**PROBLEM DESCRIPTION**
In your copy, repeat the records exactly and leave out the pictures.

[Raw records]
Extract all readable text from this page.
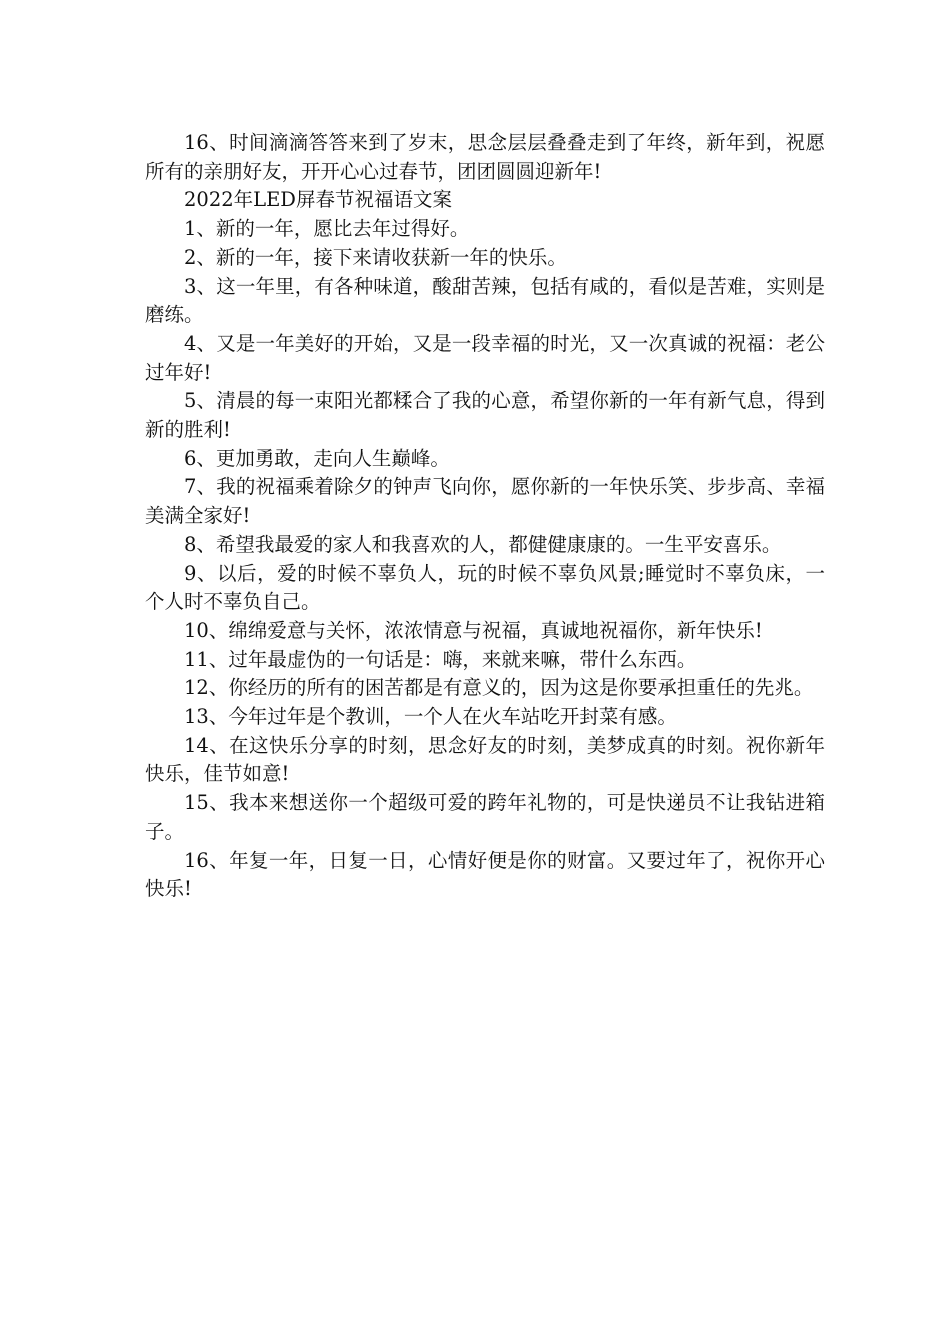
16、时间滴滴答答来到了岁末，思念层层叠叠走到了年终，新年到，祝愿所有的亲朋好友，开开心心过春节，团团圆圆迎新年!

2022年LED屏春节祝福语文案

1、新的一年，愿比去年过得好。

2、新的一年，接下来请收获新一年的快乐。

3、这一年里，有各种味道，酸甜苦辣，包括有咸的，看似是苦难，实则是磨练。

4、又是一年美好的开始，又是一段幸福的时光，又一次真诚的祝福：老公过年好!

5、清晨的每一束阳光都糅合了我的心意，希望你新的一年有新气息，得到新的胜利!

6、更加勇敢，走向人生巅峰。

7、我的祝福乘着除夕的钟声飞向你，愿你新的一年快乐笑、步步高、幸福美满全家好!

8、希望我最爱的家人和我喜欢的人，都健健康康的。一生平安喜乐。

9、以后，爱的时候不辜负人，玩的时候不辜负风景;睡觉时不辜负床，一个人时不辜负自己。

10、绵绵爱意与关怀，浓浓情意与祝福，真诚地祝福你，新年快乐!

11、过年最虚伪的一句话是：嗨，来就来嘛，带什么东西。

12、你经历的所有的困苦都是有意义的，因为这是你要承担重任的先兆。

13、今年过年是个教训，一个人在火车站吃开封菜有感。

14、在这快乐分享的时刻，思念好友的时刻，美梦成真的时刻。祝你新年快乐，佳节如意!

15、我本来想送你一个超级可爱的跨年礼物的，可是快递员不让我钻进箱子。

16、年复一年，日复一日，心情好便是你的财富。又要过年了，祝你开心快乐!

**IN RESPONSE**
Extract all readable text from this page.
16、时间滴滴答答来到了岁末，思念层层叠叠走到了年终，新年到，祝愿所有的亲朋好友，开开心心过春节，团团圆圆迎新年!

2022年LED屏春节祝福语文案

1、新的一年，愿比去年过得好。

2、新的一年，接下来请收获新一年的快乐。

3、这一年里，有各种味道，酸甜苦辣，包括有咸的，看似是苦难，实则是磨练。

4、又是一年美好的开始，又是一段幸福的时光，又一次真诚的祝福：老公过年好!

5、清晨的每一束阳光都糅合了我的心意，希望你新的一年有新气息，得到新的胜利!

6、更加勇敢，走向人生巅峰。

7、我的祝福乘着除夕的钟声飞向你，愿你新的一年快乐笑、步步高、幸福美满全家好!

8、希望我最爱的家人和我喜欢的人，都健健康康的。一生平安喜乐。

9、以后，爱的时候不辜负人，玩的时候不辜负风景;睡觉时不辜负床，一个人时不辜负自己。

10、绵绵爱意与关怀，浓浓情意与祝福，真诚地祝福你，新年快乐!

11、过年最虚伪的一句话是：嗨，来就来嘛，带什么东西。

12、你经历的所有的困苦都是有意义的，因为这是你要承担重任的先兆。

13、今年过年是个教训，一个人在火车站吃开封菜有感。

14、在这快乐分享的时刻，思念好友的时刻，美梦成真的时刻。祝你新年快乐，佳节如意!

15、我本来想送你一个超级可爱的跨年礼物的，可是快递员不让我钻进箱子。

16、年复一年，日复一日，心情好便是你的财富。又要过年了，祝你开心快乐!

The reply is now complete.